======== RECORDED DATA ========

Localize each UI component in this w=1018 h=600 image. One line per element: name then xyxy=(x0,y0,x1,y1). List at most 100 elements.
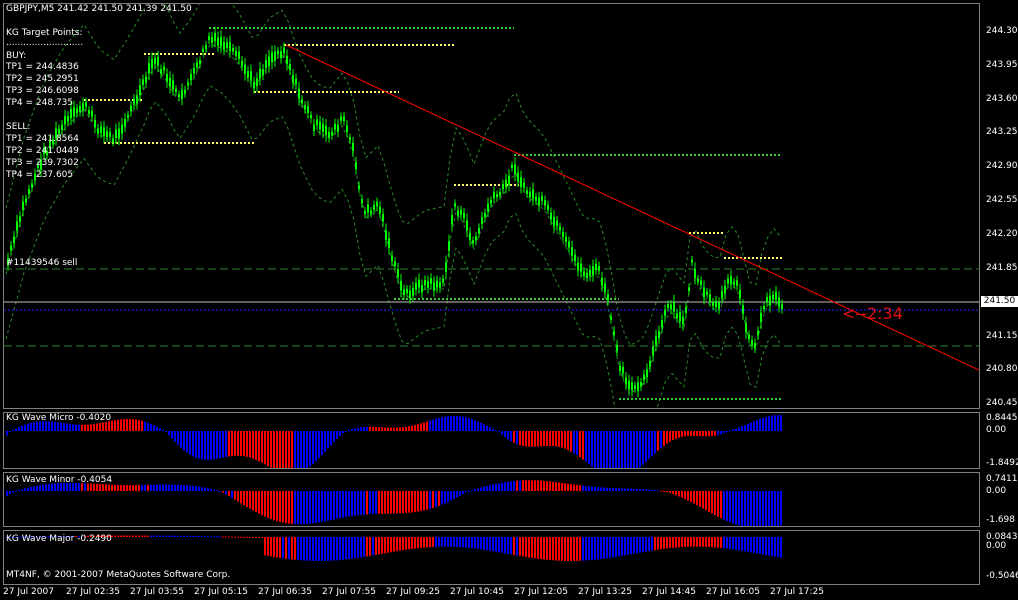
histogram-bar xyxy=(384,491,386,514)
histogram-bar xyxy=(339,431,341,436)
histogram-bar xyxy=(528,431,530,447)
histogram-bar xyxy=(579,431,581,458)
wave-micro-pane[interactable] xyxy=(3,412,980,469)
histogram-bar xyxy=(318,537,320,561)
histogram-bar xyxy=(747,537,749,552)
candle-body xyxy=(586,272,588,278)
histogram-bar xyxy=(660,537,662,550)
histogram-bar xyxy=(213,431,215,460)
histogram-bar xyxy=(135,419,137,431)
histogram-bar xyxy=(534,537,536,559)
candle-body xyxy=(424,279,426,286)
histogram-bar xyxy=(528,480,530,491)
candle-body xyxy=(640,382,642,387)
histogram-bar xyxy=(231,431,233,457)
histogram-bar xyxy=(441,491,443,505)
histogram-bar xyxy=(288,431,290,468)
histogram-bar xyxy=(459,416,461,431)
histogram-bar xyxy=(147,422,149,431)
candle-body xyxy=(211,36,213,43)
histogram-bar xyxy=(246,536,248,538)
histogram-bar xyxy=(549,537,551,561)
histogram-bar xyxy=(462,491,464,495)
candle-body xyxy=(634,385,636,389)
histogram-bar xyxy=(288,491,290,524)
histogram-bar xyxy=(435,491,437,508)
histogram-bar xyxy=(276,537,278,558)
histogram-bar xyxy=(483,537,485,550)
price-chart-canvas[interactable] xyxy=(4,4,979,408)
candle-body xyxy=(238,51,240,59)
histogram-bar xyxy=(717,491,719,517)
candle-body xyxy=(148,63,150,74)
histogram-bar xyxy=(378,427,380,431)
histogram-bar xyxy=(435,418,437,431)
histogram-bar xyxy=(759,418,761,431)
histogram-bar xyxy=(645,431,647,462)
candle-body xyxy=(199,60,201,65)
histogram-bar xyxy=(366,426,368,431)
candle-body xyxy=(94,120,96,128)
histogram-bar xyxy=(183,485,185,491)
candle-body xyxy=(430,278,432,284)
histogram-bar xyxy=(213,536,215,538)
histogram-bar xyxy=(138,535,140,537)
histogram-bar xyxy=(168,431,170,436)
histogram-bar xyxy=(159,484,161,491)
histogram-bar xyxy=(573,537,575,561)
histogram-bar xyxy=(279,537,281,558)
histogram-bar xyxy=(732,537,734,550)
histogram-bar xyxy=(297,431,299,468)
histogram-bar xyxy=(600,431,602,468)
histogram-bar xyxy=(429,420,431,431)
histogram-bar xyxy=(222,491,224,493)
order-label: #11439546 sell xyxy=(6,258,78,268)
histogram-bar xyxy=(726,491,728,521)
histogram-bar xyxy=(234,536,236,538)
middle-band-line xyxy=(5,43,781,395)
candle-body xyxy=(298,88,300,99)
wave-minor-pane[interactable] xyxy=(3,472,980,527)
histogram-bar xyxy=(165,484,167,491)
histogram-bar xyxy=(174,431,176,442)
histogram-bar xyxy=(570,431,572,452)
histogram-bar xyxy=(186,431,188,453)
candle-body xyxy=(355,162,357,170)
histogram-bar xyxy=(150,423,152,431)
histogram-bar xyxy=(489,427,491,431)
histogram-bar xyxy=(765,491,767,526)
candle-body xyxy=(442,278,444,283)
candle-body xyxy=(715,300,717,308)
histogram-bar xyxy=(117,419,119,431)
histogram-bar xyxy=(384,427,386,431)
histogram-bar xyxy=(204,536,206,538)
candle-body xyxy=(280,51,282,59)
histogram-bar xyxy=(354,428,356,431)
histogram-bar xyxy=(15,490,17,492)
price-chart-pane[interactable] xyxy=(3,3,980,409)
histogram-bar xyxy=(321,491,323,522)
histogram-bar xyxy=(447,416,449,431)
histogram-bar xyxy=(753,537,755,553)
micro-axis-min: -1.8492 xyxy=(986,458,1018,468)
histogram-bar xyxy=(66,423,68,431)
histogram-bar xyxy=(312,431,314,464)
candle-body xyxy=(346,125,348,133)
histogram-bar xyxy=(270,491,272,520)
histogram-bar xyxy=(261,537,263,538)
histogram-bar xyxy=(687,431,689,437)
candle-body xyxy=(328,131,330,138)
histogram-bar xyxy=(204,487,206,491)
histogram-bar xyxy=(501,431,503,435)
histogram-bar xyxy=(81,424,83,431)
candle-body xyxy=(79,105,81,112)
minor-axis-min: -1.698 xyxy=(986,515,1016,525)
candle-body xyxy=(259,68,261,79)
histogram-bar xyxy=(498,431,500,432)
wave-micro-title: KG Wave Micro -0.4020 xyxy=(6,413,112,423)
candle-body xyxy=(544,200,546,206)
histogram-bar xyxy=(669,431,671,442)
histogram-bar xyxy=(240,536,242,538)
histogram-bar xyxy=(591,537,593,560)
histogram-bar xyxy=(525,480,527,491)
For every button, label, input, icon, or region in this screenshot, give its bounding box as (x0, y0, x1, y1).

========

→ INSTRUCTIONS FOR THE TASK
Copy out all the entries above, changing each "candle-body" to "candlestick-body" and keeping everything else the same. Omit the pictures.

→ CORRECT RESPONSE
Localize each UI component in this w=1018 h=600 image. One line per element: name then xyxy=(x0,y0,x1,y1). List at most 100 elements.
histogram-bar xyxy=(384,491,386,514)
histogram-bar xyxy=(339,431,341,436)
histogram-bar xyxy=(528,431,530,447)
histogram-bar xyxy=(579,431,581,458)
wave-micro-pane[interactable] xyxy=(3,412,980,469)
histogram-bar xyxy=(318,537,320,561)
histogram-bar xyxy=(747,537,749,552)
candlestick-body xyxy=(586,272,588,278)
histogram-bar xyxy=(660,537,662,550)
histogram-bar xyxy=(213,431,215,460)
histogram-bar xyxy=(135,419,137,431)
histogram-bar xyxy=(534,537,536,559)
candlestick-body xyxy=(424,279,426,286)
histogram-bar xyxy=(528,480,530,491)
candlestick-body xyxy=(640,382,642,387)
histogram-bar xyxy=(231,431,233,457)
histogram-bar xyxy=(441,491,443,505)
histogram-bar xyxy=(288,431,290,468)
histogram-bar xyxy=(459,416,461,431)
histogram-bar xyxy=(147,422,149,431)
candlestick-body xyxy=(211,36,213,43)
histogram-bar xyxy=(246,536,248,538)
histogram-bar xyxy=(549,537,551,561)
histogram-bar xyxy=(462,491,464,495)
candlestick-body xyxy=(634,385,636,389)
histogram-bar xyxy=(288,491,290,524)
histogram-bar xyxy=(435,491,437,508)
histogram-bar xyxy=(276,537,278,558)
histogram-bar xyxy=(483,537,485,550)
price-chart-canvas[interactable] xyxy=(4,4,979,408)
candlestick-body xyxy=(238,51,240,59)
histogram-bar xyxy=(717,491,719,517)
candlestick-body xyxy=(148,63,150,74)
histogram-bar xyxy=(378,427,380,431)
histogram-bar xyxy=(435,418,437,431)
histogram-bar xyxy=(759,418,761,431)
histogram-bar xyxy=(645,431,647,462)
candlestick-body xyxy=(199,60,201,65)
histogram-bar xyxy=(366,426,368,431)
candlestick-body xyxy=(94,120,96,128)
histogram-bar xyxy=(183,485,185,491)
candlestick-body xyxy=(430,278,432,284)
histogram-bar xyxy=(213,536,215,538)
histogram-bar xyxy=(138,535,140,537)
histogram-bar xyxy=(168,431,170,436)
histogram-bar xyxy=(159,484,161,491)
histogram-bar xyxy=(573,537,575,561)
histogram-bar xyxy=(279,537,281,558)
histogram-bar xyxy=(732,537,734,550)
histogram-bar xyxy=(297,431,299,468)
histogram-bar xyxy=(600,431,602,468)
histogram-bar xyxy=(429,420,431,431)
histogram-bar xyxy=(222,491,224,493)
order-label: #11439546 sell xyxy=(6,258,78,268)
histogram-bar xyxy=(726,491,728,521)
histogram-bar xyxy=(234,536,236,538)
middle-band-line xyxy=(5,43,781,395)
candlestick-body xyxy=(298,88,300,99)
wave-minor-pane[interactable] xyxy=(3,472,980,527)
histogram-bar xyxy=(165,484,167,491)
histogram-bar xyxy=(174,431,176,442)
histogram-bar xyxy=(570,431,572,452)
histogram-bar xyxy=(186,431,188,453)
candlestick-body xyxy=(355,162,357,170)
histogram-bar xyxy=(150,423,152,431)
histogram-bar xyxy=(489,427,491,431)
histogram-bar xyxy=(765,491,767,526)
candlestick-body xyxy=(442,278,444,283)
candlestick-body xyxy=(715,300,717,308)
histogram-bar xyxy=(117,419,119,431)
histogram-bar xyxy=(384,427,386,431)
histogram-bar xyxy=(204,536,206,538)
candlestick-body xyxy=(280,51,282,59)
histogram-bar xyxy=(354,428,356,431)
histogram-bar xyxy=(15,490,17,492)
price-chart-pane[interactable] xyxy=(3,3,980,409)
histogram-bar xyxy=(321,491,323,522)
histogram-bar xyxy=(447,416,449,431)
histogram-bar xyxy=(753,537,755,553)
micro-axis-min: -1.8492 xyxy=(986,458,1018,468)
histogram-bar xyxy=(66,423,68,431)
histogram-bar xyxy=(312,431,314,464)
candlestick-body xyxy=(346,125,348,133)
histogram-bar xyxy=(270,491,272,520)
histogram-bar xyxy=(261,537,263,538)
histogram-bar xyxy=(687,431,689,437)
candlestick-body xyxy=(328,131,330,138)
histogram-bar xyxy=(204,487,206,491)
histogram-bar xyxy=(501,431,503,435)
histogram-bar xyxy=(81,424,83,431)
candlestick-body xyxy=(79,105,81,112)
minor-axis-min: -1.698 xyxy=(986,515,1016,525)
candlestick-body xyxy=(259,68,261,79)
histogram-bar xyxy=(498,431,500,432)
wave-micro-title: KG Wave Micro -0.4020 xyxy=(6,413,112,423)
candlestick-body xyxy=(544,200,546,206)
histogram-bar xyxy=(669,431,671,442)
histogram-bar xyxy=(240,536,242,538)
histogram-bar xyxy=(591,537,593,560)
histogram-bar xyxy=(525,480,527,491)
For every button, label, input, icon, or region in this screenshot, give its bounding box as (x0, y0, x1, y1).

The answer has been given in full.